Stated goal: Locate and copy all lines bearing the word "CERES".

Available data:
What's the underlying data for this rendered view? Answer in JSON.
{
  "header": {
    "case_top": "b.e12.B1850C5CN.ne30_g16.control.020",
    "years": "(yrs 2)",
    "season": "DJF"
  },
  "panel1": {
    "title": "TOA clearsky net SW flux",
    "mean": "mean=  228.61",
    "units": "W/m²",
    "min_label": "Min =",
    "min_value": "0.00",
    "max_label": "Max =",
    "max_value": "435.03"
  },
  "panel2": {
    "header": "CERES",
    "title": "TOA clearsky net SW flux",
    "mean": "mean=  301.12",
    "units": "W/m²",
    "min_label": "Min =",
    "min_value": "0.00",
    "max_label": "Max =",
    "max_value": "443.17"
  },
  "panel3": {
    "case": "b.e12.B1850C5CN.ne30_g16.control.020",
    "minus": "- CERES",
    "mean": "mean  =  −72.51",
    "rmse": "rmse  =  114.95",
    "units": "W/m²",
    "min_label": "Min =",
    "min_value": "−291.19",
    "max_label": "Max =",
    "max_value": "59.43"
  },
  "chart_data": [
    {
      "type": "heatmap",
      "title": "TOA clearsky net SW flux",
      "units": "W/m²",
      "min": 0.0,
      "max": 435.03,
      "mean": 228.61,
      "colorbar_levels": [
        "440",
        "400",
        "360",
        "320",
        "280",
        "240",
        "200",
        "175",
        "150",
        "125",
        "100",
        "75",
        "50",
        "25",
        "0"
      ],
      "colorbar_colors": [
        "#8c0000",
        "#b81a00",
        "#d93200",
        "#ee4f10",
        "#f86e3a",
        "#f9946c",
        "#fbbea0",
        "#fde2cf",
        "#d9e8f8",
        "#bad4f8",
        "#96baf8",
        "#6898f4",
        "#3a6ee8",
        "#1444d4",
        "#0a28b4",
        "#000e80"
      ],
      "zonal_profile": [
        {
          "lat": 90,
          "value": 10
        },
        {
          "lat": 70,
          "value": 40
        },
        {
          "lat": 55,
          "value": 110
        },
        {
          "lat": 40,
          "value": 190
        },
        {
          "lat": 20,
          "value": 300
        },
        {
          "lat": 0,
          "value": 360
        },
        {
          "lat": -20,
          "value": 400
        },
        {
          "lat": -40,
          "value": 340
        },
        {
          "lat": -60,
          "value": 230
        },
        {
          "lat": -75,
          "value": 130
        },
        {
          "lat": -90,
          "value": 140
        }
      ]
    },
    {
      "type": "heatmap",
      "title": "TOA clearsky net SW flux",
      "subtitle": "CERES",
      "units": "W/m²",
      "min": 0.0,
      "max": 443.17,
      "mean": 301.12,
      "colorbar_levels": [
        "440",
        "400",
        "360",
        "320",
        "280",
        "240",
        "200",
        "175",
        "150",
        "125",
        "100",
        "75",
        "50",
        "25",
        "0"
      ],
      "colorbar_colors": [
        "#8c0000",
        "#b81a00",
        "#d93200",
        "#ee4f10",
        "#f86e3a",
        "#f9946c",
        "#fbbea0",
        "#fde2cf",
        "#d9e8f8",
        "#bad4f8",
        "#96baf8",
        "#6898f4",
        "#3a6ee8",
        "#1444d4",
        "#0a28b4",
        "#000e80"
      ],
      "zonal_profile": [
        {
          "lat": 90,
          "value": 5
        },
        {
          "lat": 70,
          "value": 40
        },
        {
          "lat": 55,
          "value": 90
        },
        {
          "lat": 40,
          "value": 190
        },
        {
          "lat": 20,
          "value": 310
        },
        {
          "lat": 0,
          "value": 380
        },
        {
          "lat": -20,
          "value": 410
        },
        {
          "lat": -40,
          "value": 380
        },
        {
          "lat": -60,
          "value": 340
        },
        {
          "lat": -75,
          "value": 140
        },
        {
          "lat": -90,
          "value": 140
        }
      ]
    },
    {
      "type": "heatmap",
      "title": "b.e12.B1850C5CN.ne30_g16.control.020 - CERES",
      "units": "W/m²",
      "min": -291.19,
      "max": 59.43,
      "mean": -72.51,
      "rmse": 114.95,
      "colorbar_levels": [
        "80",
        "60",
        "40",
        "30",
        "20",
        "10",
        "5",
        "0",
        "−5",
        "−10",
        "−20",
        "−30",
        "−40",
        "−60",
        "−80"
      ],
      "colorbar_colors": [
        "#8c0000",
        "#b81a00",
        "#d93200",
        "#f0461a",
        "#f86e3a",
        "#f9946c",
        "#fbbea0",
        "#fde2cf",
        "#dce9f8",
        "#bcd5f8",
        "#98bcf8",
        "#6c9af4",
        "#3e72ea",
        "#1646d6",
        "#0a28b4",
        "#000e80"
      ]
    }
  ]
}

Answer to the task:
    "header": "CERES",
    "minus": "- CERES",
      "subtitle": "CERES",
      "title": "b.e12.B1850C5CN.ne30_g16.control.020 - CERES",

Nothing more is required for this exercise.